Data entries
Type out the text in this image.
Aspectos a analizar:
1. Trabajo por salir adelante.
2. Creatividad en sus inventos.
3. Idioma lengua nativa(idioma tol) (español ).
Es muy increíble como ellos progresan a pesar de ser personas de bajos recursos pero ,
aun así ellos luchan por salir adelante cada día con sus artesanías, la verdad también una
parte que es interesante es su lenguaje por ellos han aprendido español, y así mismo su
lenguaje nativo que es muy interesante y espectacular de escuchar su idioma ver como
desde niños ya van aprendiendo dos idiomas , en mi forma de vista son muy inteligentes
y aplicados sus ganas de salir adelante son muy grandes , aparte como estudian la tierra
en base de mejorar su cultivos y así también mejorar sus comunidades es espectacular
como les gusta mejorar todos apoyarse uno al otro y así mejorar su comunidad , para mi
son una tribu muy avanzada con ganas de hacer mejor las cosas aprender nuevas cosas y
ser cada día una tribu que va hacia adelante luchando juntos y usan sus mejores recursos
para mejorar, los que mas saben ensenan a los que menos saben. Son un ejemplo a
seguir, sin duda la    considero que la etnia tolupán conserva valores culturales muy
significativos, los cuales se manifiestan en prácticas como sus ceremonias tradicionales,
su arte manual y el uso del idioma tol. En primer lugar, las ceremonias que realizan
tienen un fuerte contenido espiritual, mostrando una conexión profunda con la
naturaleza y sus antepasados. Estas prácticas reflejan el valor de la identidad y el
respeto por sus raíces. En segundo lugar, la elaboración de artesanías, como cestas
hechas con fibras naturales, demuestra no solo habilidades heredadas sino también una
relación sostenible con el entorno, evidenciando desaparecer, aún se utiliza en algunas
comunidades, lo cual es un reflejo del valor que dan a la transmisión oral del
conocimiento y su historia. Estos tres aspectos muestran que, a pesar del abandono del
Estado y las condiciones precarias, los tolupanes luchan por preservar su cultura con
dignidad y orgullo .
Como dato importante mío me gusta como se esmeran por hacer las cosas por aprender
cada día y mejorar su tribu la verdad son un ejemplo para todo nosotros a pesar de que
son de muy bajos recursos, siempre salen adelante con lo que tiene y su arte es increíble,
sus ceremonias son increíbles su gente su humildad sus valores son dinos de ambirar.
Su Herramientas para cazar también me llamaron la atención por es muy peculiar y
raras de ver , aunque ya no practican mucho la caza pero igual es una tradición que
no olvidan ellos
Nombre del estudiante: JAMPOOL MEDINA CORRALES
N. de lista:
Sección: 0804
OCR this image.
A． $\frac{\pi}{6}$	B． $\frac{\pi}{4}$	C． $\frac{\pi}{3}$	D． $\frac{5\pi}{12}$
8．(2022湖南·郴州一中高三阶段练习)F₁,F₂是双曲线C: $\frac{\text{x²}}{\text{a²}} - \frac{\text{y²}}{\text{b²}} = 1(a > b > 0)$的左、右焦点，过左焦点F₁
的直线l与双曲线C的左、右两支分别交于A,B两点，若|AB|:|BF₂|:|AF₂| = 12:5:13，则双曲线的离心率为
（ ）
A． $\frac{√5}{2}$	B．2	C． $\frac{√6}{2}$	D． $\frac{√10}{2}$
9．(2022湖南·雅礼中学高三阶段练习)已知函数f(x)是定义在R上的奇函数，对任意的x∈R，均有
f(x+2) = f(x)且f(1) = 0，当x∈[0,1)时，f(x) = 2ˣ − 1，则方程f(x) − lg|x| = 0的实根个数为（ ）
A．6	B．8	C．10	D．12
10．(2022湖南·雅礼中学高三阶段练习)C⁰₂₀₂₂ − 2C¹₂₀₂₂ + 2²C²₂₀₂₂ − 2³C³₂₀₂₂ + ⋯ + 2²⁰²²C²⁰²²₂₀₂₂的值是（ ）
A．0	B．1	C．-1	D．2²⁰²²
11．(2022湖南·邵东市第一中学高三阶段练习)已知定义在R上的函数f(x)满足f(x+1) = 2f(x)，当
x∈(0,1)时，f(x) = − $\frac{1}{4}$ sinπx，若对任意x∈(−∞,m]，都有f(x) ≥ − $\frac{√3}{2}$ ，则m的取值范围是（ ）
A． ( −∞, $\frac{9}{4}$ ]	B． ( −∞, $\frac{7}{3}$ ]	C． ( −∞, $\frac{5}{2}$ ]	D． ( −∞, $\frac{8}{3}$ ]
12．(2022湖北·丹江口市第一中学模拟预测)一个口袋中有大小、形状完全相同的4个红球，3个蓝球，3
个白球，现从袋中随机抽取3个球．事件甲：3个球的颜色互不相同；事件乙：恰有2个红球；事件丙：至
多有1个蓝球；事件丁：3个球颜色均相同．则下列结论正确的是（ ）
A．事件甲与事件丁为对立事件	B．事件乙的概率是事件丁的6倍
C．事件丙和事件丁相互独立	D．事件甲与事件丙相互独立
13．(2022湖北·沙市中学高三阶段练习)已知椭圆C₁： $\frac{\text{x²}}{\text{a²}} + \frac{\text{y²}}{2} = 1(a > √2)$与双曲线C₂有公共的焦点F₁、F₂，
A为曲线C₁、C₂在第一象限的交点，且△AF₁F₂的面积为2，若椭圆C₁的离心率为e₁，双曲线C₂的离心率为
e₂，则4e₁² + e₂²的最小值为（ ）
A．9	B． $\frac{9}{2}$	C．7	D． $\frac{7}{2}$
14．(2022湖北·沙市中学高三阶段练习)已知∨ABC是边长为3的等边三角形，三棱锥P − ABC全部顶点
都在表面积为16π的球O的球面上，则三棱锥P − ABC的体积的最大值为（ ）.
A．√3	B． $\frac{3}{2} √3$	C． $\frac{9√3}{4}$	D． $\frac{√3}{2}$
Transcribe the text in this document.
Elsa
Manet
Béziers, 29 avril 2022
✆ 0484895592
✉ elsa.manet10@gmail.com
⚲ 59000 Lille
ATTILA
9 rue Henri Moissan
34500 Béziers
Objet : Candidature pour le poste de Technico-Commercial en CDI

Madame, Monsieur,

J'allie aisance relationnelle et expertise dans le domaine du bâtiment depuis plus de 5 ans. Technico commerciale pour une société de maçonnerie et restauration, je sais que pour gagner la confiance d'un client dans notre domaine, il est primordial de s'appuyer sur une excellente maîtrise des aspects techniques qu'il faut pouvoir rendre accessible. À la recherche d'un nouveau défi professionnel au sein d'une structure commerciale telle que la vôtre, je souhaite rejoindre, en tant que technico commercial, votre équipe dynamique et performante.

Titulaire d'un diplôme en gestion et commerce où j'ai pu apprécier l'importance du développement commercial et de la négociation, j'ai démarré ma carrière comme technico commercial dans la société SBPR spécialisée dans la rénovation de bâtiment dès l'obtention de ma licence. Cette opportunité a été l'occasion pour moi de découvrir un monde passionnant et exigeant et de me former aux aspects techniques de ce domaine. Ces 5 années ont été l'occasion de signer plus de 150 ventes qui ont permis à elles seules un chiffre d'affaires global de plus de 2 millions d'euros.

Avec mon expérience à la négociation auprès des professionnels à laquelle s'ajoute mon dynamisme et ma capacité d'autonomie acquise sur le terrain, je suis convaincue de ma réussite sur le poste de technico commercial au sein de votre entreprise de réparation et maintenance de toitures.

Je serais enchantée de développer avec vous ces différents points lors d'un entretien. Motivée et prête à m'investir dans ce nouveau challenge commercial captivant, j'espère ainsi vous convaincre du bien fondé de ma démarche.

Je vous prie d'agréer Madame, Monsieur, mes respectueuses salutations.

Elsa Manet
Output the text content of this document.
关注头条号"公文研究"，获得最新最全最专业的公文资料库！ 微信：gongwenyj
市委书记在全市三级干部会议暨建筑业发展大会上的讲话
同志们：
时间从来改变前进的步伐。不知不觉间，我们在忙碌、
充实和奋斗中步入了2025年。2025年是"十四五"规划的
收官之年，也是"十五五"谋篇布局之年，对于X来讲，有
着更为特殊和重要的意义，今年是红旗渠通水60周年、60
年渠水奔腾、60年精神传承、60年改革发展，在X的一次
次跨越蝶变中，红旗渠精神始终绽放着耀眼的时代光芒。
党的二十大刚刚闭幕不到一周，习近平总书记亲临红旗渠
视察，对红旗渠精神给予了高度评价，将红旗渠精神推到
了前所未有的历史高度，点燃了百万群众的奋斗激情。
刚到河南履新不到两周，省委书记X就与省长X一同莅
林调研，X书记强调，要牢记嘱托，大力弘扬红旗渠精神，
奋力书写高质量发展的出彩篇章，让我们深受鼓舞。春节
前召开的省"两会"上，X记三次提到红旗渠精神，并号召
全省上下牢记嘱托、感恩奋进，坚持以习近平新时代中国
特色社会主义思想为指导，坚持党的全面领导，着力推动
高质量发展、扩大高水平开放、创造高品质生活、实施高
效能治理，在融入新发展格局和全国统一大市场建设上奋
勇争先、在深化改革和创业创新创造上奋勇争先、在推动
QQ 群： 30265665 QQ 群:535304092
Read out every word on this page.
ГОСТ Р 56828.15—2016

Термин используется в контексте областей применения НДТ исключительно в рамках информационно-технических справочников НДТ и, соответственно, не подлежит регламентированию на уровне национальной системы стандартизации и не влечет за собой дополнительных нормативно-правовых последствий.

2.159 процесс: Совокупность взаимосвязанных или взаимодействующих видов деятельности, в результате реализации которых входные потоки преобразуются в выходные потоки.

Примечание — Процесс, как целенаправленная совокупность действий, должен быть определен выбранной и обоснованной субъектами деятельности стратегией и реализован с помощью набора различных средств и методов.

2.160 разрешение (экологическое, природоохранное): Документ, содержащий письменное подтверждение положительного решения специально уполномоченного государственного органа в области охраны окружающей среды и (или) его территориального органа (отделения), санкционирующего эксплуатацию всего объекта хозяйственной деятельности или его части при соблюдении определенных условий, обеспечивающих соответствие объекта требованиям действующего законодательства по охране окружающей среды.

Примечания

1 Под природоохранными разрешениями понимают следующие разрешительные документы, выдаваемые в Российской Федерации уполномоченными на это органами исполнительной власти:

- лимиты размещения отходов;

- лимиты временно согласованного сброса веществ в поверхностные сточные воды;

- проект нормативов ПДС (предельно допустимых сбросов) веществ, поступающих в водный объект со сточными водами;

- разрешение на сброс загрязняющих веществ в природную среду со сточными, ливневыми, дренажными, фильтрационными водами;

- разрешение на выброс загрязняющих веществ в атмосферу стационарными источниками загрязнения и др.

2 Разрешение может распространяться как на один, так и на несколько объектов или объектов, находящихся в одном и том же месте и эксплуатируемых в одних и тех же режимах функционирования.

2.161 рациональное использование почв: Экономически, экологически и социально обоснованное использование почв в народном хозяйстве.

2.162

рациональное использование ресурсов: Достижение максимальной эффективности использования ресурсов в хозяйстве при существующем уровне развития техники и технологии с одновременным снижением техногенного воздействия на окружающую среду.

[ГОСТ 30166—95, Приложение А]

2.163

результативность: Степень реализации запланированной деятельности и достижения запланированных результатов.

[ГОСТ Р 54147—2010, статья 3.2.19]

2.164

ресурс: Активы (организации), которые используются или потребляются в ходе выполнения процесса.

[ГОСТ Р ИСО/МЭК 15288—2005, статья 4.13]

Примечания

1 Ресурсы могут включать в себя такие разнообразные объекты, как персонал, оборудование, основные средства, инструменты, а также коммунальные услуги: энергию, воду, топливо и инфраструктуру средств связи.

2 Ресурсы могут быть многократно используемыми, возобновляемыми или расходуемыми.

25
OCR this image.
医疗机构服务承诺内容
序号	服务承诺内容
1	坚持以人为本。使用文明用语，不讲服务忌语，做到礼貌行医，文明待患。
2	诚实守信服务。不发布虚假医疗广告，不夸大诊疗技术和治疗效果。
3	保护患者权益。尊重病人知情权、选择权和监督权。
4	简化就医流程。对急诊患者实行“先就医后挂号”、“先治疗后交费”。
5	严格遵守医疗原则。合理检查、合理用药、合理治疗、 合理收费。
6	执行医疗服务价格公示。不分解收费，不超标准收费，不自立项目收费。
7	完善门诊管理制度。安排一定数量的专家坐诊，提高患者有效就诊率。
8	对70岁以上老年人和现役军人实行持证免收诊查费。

### Your objective:
Show each line holding the word "lenguaje".

### Answer for the task:
parte que es interesante es su lenguaje por ellos han aprendido español, y así mismo su
lenguaje nativo que es muy interesante y espectacular de escuchar su idioma ver como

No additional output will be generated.